▶ [YOUR TASK]:
Look through the listing and locate every line containing the word "dolor"; copy those lines.

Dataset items
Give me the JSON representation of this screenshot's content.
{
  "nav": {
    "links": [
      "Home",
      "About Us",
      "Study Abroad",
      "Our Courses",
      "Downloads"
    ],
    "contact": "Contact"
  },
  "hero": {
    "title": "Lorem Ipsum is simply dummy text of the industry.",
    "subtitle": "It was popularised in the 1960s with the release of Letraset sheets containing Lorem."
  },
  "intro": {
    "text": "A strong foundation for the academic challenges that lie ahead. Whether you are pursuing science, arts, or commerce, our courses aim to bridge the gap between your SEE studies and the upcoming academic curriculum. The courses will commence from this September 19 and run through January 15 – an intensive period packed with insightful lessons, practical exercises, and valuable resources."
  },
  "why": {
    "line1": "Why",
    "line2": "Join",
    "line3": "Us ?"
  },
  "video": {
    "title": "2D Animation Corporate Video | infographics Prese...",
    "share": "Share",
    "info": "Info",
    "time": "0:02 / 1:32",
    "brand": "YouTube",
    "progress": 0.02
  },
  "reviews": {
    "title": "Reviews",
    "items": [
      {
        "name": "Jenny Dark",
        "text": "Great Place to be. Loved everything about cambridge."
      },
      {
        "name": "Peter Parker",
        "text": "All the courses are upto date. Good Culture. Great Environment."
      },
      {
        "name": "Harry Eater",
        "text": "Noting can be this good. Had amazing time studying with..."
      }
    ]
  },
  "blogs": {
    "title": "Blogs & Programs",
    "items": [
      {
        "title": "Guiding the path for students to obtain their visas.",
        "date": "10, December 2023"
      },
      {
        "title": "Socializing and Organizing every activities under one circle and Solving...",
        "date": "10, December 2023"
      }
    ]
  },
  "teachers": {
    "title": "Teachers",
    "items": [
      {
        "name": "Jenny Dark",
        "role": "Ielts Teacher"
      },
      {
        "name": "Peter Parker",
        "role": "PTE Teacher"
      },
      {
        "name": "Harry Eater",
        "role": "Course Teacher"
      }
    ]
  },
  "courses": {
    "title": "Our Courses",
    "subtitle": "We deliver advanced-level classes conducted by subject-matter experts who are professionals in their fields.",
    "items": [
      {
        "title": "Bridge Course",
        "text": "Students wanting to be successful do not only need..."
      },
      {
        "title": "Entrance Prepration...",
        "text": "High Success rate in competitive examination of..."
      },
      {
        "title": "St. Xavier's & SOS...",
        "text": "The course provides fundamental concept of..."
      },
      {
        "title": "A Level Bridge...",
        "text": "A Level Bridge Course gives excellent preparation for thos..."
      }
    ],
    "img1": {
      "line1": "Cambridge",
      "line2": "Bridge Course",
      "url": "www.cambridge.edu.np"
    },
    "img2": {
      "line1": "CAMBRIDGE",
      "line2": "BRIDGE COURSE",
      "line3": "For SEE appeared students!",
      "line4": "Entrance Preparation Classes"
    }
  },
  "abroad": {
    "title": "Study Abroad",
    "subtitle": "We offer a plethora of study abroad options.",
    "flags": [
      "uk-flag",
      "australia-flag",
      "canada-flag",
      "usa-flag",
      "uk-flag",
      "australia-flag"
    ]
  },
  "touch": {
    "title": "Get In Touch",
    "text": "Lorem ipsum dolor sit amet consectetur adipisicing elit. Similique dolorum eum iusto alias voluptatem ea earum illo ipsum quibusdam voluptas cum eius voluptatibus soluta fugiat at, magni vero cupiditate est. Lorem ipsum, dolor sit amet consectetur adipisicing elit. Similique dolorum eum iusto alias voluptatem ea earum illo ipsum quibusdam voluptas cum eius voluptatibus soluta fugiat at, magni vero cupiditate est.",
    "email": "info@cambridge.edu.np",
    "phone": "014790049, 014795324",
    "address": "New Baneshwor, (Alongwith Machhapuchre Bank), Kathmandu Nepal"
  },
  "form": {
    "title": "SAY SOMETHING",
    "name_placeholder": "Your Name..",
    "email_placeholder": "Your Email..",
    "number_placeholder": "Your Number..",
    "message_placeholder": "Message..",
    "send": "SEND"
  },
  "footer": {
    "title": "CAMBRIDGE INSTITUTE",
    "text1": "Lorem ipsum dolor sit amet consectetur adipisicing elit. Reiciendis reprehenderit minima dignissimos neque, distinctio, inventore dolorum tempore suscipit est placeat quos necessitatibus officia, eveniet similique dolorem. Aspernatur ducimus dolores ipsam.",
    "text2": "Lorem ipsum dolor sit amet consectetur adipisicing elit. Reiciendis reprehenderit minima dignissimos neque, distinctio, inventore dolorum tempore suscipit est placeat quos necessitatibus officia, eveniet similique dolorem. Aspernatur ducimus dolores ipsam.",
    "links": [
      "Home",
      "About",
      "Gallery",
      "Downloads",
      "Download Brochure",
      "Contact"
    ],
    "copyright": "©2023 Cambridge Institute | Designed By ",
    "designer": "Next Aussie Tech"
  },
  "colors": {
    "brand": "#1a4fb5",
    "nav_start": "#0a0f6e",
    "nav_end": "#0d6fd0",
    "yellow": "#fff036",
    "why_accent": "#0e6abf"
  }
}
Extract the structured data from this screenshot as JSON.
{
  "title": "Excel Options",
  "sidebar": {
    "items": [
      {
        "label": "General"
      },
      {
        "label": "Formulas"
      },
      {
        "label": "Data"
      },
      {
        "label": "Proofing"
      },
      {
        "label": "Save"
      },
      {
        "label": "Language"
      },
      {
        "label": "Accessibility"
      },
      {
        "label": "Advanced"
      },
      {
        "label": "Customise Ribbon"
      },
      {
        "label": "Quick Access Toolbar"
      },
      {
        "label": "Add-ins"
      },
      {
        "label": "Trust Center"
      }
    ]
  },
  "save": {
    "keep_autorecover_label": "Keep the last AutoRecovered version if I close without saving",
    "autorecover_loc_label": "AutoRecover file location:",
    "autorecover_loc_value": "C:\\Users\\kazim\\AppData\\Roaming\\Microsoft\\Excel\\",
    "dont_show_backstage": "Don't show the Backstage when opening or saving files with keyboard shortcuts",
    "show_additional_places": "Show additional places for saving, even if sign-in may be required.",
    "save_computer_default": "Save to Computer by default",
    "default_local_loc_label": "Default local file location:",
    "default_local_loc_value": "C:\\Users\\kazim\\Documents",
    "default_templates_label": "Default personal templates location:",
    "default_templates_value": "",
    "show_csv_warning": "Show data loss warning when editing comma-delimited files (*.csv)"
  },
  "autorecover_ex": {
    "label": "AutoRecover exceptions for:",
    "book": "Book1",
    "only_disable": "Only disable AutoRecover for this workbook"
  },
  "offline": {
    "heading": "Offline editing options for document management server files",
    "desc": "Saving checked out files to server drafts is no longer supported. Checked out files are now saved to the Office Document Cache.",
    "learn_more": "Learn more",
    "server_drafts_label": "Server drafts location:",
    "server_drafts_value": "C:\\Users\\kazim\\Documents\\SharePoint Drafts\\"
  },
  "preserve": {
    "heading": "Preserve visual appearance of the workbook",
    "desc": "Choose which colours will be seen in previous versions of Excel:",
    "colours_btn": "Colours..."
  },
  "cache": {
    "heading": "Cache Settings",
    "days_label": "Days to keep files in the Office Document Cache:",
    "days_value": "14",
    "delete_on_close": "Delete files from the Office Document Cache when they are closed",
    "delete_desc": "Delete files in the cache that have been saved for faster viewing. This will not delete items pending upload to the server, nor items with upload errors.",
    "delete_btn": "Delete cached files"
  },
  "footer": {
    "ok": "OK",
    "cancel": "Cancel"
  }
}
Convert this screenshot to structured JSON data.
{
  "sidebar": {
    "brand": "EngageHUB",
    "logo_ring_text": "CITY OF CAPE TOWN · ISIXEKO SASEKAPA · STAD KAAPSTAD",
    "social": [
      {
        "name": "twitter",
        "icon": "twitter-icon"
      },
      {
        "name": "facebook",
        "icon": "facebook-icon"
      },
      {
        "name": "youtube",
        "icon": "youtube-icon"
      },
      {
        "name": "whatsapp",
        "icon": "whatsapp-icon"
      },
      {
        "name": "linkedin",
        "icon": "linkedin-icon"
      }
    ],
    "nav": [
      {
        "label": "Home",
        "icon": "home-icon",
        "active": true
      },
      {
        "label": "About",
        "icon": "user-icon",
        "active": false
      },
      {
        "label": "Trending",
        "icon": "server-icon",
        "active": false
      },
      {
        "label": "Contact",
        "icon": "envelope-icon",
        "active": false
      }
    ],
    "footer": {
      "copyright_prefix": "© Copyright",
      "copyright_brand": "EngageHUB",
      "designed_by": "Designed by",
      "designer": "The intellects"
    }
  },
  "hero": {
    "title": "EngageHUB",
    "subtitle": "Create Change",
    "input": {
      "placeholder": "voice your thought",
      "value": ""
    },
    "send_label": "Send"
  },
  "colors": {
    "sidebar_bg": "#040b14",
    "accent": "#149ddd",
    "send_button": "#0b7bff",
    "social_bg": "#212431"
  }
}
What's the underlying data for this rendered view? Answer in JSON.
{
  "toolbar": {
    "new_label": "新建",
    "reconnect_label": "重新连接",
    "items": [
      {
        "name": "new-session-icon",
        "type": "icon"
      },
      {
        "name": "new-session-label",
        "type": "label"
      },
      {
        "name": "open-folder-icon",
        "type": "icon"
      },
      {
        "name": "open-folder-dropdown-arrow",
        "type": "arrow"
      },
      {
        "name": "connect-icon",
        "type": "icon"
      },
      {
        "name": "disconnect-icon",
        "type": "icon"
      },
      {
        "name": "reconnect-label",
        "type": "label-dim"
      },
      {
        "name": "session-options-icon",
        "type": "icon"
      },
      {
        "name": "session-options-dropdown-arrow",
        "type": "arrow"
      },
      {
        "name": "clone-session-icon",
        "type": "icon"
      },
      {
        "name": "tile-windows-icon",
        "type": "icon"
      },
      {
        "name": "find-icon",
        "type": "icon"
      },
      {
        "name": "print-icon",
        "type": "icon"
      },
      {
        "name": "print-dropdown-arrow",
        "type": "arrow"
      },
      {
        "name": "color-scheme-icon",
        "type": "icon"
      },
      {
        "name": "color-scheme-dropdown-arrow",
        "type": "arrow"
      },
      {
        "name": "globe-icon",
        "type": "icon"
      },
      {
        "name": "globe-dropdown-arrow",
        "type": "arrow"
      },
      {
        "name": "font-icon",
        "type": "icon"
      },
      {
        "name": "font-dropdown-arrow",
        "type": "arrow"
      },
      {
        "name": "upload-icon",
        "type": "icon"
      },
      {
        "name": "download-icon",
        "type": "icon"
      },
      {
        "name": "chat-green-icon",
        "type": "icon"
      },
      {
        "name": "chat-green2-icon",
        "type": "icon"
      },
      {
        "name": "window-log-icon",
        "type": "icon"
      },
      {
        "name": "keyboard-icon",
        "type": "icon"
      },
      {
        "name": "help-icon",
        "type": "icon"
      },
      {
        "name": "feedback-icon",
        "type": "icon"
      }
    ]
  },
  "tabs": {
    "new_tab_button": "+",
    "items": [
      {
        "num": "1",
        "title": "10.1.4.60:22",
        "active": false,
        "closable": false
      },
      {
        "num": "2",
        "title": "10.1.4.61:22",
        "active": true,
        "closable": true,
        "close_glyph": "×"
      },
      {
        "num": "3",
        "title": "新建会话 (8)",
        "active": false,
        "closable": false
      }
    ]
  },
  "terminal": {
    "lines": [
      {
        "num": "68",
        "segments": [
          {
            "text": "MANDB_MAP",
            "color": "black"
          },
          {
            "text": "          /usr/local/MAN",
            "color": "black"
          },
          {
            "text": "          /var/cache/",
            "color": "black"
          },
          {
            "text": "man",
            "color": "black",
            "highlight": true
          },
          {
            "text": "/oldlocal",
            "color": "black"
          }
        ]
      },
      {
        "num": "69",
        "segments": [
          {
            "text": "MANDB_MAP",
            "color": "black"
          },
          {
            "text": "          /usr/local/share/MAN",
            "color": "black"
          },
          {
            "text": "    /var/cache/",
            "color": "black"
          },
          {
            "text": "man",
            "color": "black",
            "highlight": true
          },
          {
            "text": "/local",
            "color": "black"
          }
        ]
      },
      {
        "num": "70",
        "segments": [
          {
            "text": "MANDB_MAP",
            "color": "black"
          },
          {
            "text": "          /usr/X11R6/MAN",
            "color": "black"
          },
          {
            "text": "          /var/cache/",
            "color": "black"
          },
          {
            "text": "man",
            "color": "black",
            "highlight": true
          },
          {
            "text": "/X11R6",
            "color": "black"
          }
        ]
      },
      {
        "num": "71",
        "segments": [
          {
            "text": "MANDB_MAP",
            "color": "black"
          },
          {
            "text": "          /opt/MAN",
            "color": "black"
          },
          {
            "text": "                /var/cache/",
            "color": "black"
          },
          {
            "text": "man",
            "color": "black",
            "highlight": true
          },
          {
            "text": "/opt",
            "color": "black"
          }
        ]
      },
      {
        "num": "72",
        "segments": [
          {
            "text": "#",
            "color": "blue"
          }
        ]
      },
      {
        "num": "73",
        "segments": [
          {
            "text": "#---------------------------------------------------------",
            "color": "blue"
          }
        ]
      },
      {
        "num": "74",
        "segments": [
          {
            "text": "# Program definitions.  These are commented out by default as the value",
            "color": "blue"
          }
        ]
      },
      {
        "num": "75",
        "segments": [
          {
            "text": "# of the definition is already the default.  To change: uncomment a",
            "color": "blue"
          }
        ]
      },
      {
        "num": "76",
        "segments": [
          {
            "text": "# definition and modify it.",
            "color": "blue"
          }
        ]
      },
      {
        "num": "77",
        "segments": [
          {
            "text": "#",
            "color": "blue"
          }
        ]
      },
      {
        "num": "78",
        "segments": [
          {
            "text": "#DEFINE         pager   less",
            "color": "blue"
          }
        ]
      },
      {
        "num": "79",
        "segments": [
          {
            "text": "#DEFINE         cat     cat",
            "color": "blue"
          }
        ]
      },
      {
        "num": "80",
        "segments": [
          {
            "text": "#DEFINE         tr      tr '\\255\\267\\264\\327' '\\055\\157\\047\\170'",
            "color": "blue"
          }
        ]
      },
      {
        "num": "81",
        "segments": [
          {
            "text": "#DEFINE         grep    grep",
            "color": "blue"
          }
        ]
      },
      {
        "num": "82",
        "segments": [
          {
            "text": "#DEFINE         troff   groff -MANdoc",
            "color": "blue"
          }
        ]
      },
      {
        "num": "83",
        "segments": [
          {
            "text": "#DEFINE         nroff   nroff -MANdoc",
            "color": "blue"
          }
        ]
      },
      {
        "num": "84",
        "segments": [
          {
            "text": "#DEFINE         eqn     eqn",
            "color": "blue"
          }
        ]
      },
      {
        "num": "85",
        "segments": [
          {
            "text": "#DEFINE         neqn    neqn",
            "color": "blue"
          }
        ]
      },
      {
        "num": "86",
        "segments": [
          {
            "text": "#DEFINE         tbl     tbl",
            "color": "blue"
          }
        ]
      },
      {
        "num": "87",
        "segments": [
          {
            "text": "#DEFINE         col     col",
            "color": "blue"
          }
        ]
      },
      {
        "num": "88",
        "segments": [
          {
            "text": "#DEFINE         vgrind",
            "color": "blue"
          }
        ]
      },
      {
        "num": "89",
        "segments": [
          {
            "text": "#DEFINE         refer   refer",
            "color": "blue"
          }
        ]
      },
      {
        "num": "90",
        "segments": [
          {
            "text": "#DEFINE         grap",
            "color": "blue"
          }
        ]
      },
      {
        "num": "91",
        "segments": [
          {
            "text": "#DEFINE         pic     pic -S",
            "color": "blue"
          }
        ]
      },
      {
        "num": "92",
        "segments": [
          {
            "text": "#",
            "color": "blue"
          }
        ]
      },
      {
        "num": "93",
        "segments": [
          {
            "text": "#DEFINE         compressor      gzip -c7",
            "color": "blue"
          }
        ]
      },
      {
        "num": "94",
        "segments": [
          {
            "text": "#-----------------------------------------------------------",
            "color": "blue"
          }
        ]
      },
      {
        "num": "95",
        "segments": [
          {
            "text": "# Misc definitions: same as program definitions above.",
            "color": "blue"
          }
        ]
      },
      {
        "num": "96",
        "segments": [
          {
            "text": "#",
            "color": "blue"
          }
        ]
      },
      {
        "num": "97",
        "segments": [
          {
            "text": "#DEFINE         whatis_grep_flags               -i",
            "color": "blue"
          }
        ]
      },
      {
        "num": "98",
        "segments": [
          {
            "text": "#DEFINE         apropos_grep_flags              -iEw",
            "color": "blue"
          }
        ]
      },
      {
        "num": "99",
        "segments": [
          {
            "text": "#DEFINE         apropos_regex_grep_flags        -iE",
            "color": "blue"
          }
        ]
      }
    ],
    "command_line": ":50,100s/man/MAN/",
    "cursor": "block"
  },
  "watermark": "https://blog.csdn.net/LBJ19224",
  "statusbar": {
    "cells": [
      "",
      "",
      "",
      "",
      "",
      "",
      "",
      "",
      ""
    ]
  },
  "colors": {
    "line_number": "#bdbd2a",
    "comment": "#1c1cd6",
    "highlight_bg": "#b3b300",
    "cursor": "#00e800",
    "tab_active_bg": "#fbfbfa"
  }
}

▶ [FINISHED EXERCISE]:
    "text": "Lorem ipsum dolor sit amet consectetur adipisicing elit. Similique dolorum eum iusto alias voluptatem ea earum illo ipsum quibusdam voluptas cum eius voluptatibus soluta fugiat at, magni vero cupiditate est. Lorem ipsum, dolor sit amet consectetur adipisicing elit. Similique dolorum eum iusto alias voluptatem ea earum illo ipsum quibusdam voluptas cum eius voluptatibus soluta fugiat at, magni vero cupiditate est.",
    "text1": "Lorem ipsum dolor sit amet consectetur adipisicing elit. Reiciendis reprehenderit minima dignissimos neque, distinctio, inventore dolorum tempore suscipit est placeat quos necessitatibus officia, eveniet similique dolorem. Aspernatur ducimus dolores ipsam.",
    "text2": "Lorem ipsum dolor sit amet consectetur adipisicing elit. Reiciendis reprehenderit minima dignissimos neque, distinctio, inventore dolorum tempore suscipit est placeat quos necessitatibus officia, eveniet similique dolorem. Aspernatur ducimus dolores ipsam.",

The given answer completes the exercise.